Reproduce the records below exactly, leaving out any pictures.

Source records
════════════════

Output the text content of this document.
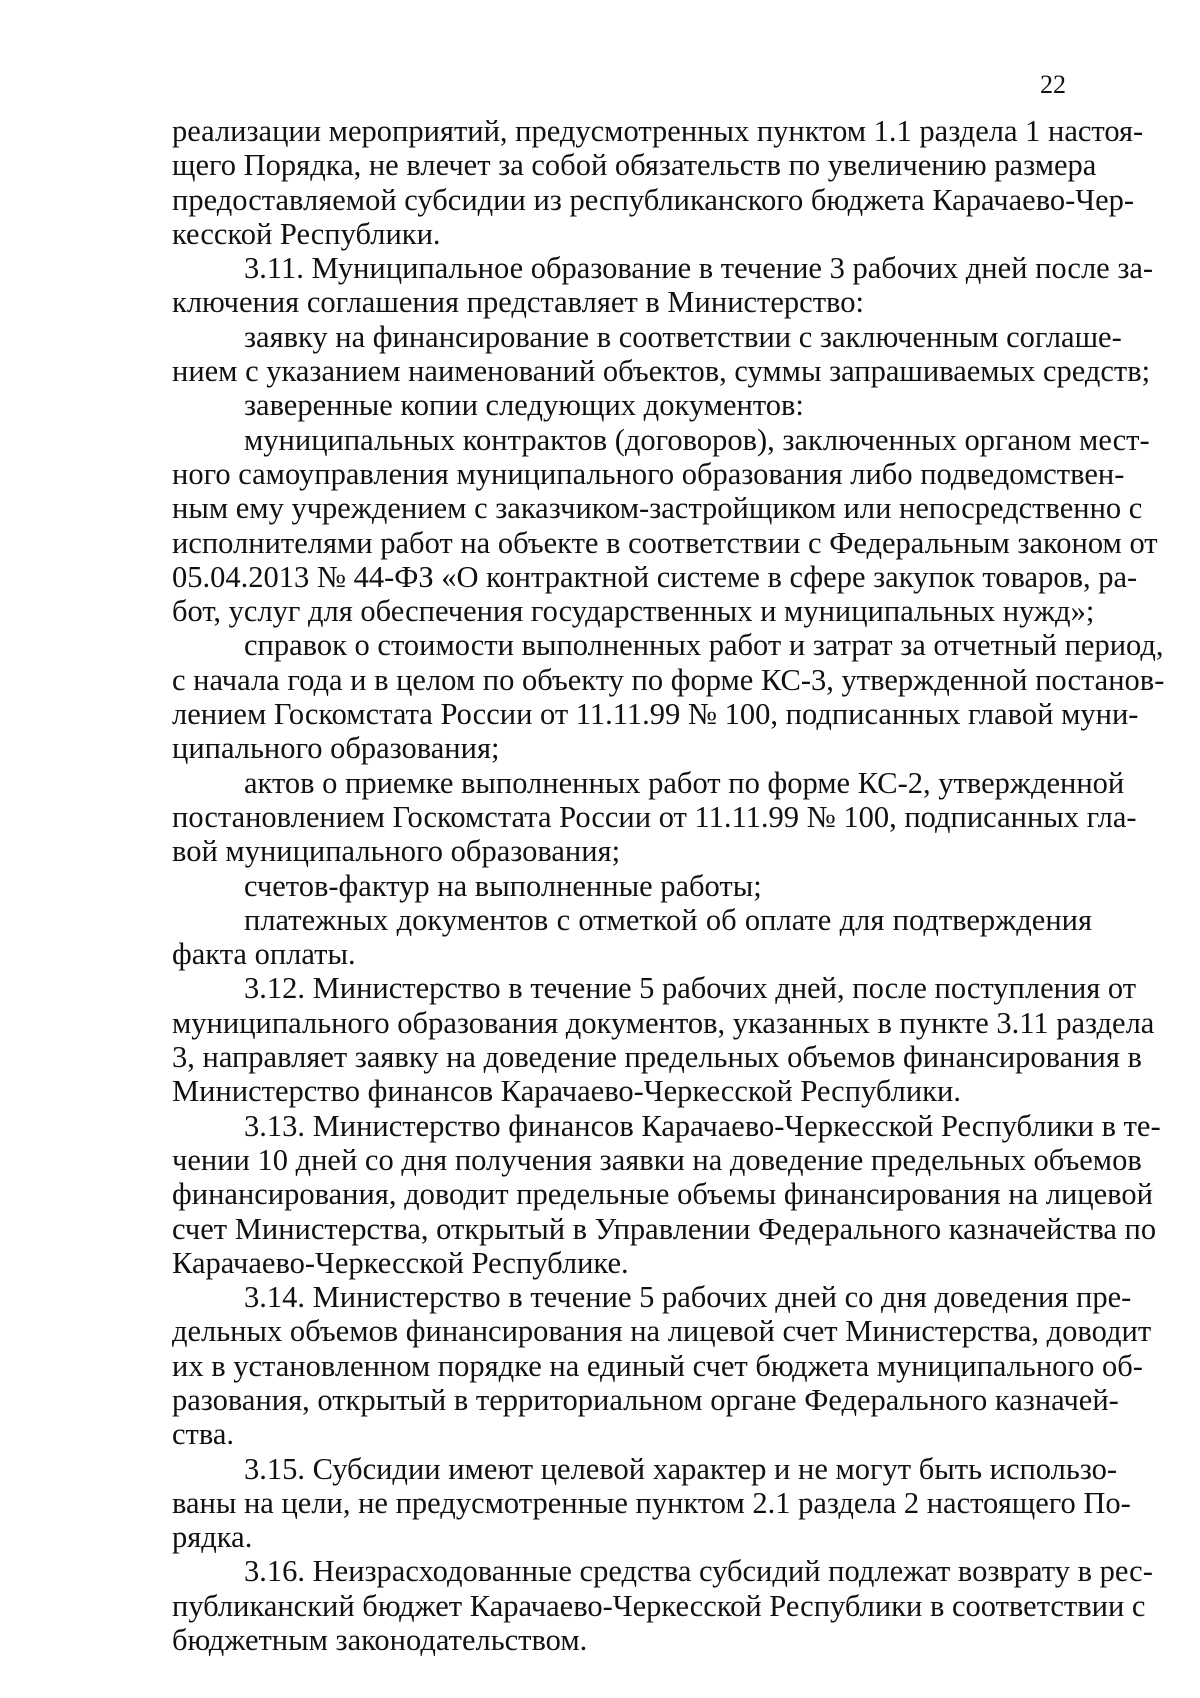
22
реализации мероприятий, предусмотренных пунктом 1.1 раздела 1 настоя-
щего Порядка, не влечет за собой обязательств по увеличению размера
предоставляемой субсидии из республиканского бюджета Карачаево-Чер-
кесской Республики.
3.11. Муниципальное образование в течение 3 рабочих дней после за-
ключения соглашения представляет в Министерство:
заявку на финансирование в соответствии с заключенным соглаше-
нием с указанием наименований объектов, суммы запрашиваемых средств;
заверенные копии следующих документов:
муниципальных контрактов (договоров), заключенных органом мест-
ного самоуправления муниципального образования либо подведомствен-
ным ему учреждением с заказчиком-застройщиком или непосредственно с
исполнителями работ на объекте в соответствии с Федеральным законом от
05.04.2013 № 44-ФЗ «О контрактной системе в сфере закупок товаров, ра-
бот, услуг для обеспечения государственных и муниципальных нужд»;
справок о стоимости выполненных работ и затрат за отчетный период,
с начала года и в целом по объекту по форме КС-3, утвержденной постанов-
лением Госкомстата России от 11.11.99 № 100, подписанных главой муни-
ципального образования;
актов о приемке выполненных работ по форме КС-2, утвержденной
постановлением Госкомстата России от 11.11.99 № 100, подписанных гла-
вой муниципального образования;
счетов-фактур на выполненные работы;
платежных документов с отметкой об оплате для подтверждения
факта оплаты.
3.12. Министерство в течение 5 рабочих дней, после поступления от
муниципального образования документов, указанных в пункте 3.11 раздела
3, направляет заявку на доведение предельных объемов финансирования в
Министерство финансов Карачаево-Черкесской Республики.
3.13. Министерство финансов Карачаево-Черкесской Республики в те-
чении 10 дней со дня получения заявки на доведение предельных объемов
финансирования, доводит предельные объемы финансирования на лицевой
счет Министерства, открытый в Управлении Федерального казначейства по
Карачаево-Черкесской Республике.
3.14. Министерство в течение 5 рабочих дней со дня доведения пре-
дельных объемов финансирования на лицевой счет Министерства, доводит
их в установленном порядке на единый счет бюджета муниципального об-
разования, открытый в территориальном органе Федерального казначей-
ства.
3.15. Субсидии имеют целевой характер и не могут быть использо-
ваны на цели, не предусмотренные пунктом 2.1 раздела 2 настоящего По-
рядка.
3.16. Неизрасходованные средства субсидий подлежат возврату в рес-
публиканский бюджет Карачаево-Черкесской Республики в соответствии с
бюджетным законодательством.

════════════════

Exercise answer =>
Output the text content of this document.
22
реализации мероприятий, предусмотренных пунктом 1.1 раздела 1 настоя-
щего Порядка, не влечет за собой обязательств по увеличению размера
предоставляемой субсидии из республиканского бюджета Карачаево-Чер-
кесской Республики.
3.11. Муниципальное образование в течение 3 рабочих дней после за-
ключения соглашения представляет в Министерство:
заявку на финансирование в соответствии с заключенным соглаше-
нием с указанием наименований объектов, суммы запрашиваемых средств;
заверенные копии следующих документов:
муниципальных контрактов (договоров), заключенных органом мест-
ного самоуправления муниципального образования либо подведомствен-
ным ему учреждением с заказчиком-застройщиком или непосредственно с
исполнителями работ на объекте в соответствии с Федеральным законом от
05.04.2013 № 44-ФЗ «О контрактной системе в сфере закупок товаров, ра-
бот, услуг для обеспечения государственных и муниципальных нужд»;
справок о стоимости выполненных работ и затрат за отчетный период,
с начала года и в целом по объекту по форме КС-3, утвержденной постанов-
лением Госкомстата России от 11.11.99 № 100, подписанных главой муни-
ципального образования;
актов о приемке выполненных работ по форме КС-2, утвержденной
постановлением Госкомстата России от 11.11.99 № 100, подписанных гла-
вой муниципального образования;
счетов-фактур на выполненные работы;
платежных документов с отметкой об оплате для подтверждения
факта оплаты.
3.12. Министерство в течение 5 рабочих дней, после поступления от
муниципального образования документов, указанных в пункте 3.11 раздела
3, направляет заявку на доведение предельных объемов финансирования в
Министерство финансов Карачаево-Черкесской Республики.
3.13. Министерство финансов Карачаево-Черкесской Республики в те-
чении 10 дней со дня получения заявки на доведение предельных объемов
финансирования, доводит предельные объемы финансирования на лицевой
счет Министерства, открытый в Управлении Федерального казначейства по
Карачаево-Черкесской Республике.
3.14. Министерство в течение 5 рабочих дней со дня доведения пре-
дельных объемов финансирования на лицевой счет Министерства, доводит
их в установленном порядке на единый счет бюджета муниципального об-
разования, открытый в территориальном органе Федерального казначей-
ства.
3.15. Субсидии имеют целевой характер и не могут быть использо-
ваны на цели, не предусмотренные пунктом 2.1 раздела 2 настоящего По-
рядка.
3.16. Неизрасходованные средства субсидий подлежат возврату в рес-
публиканский бюджет Карачаево-Черкесской Республики в соответствии с
бюджетным законодательством.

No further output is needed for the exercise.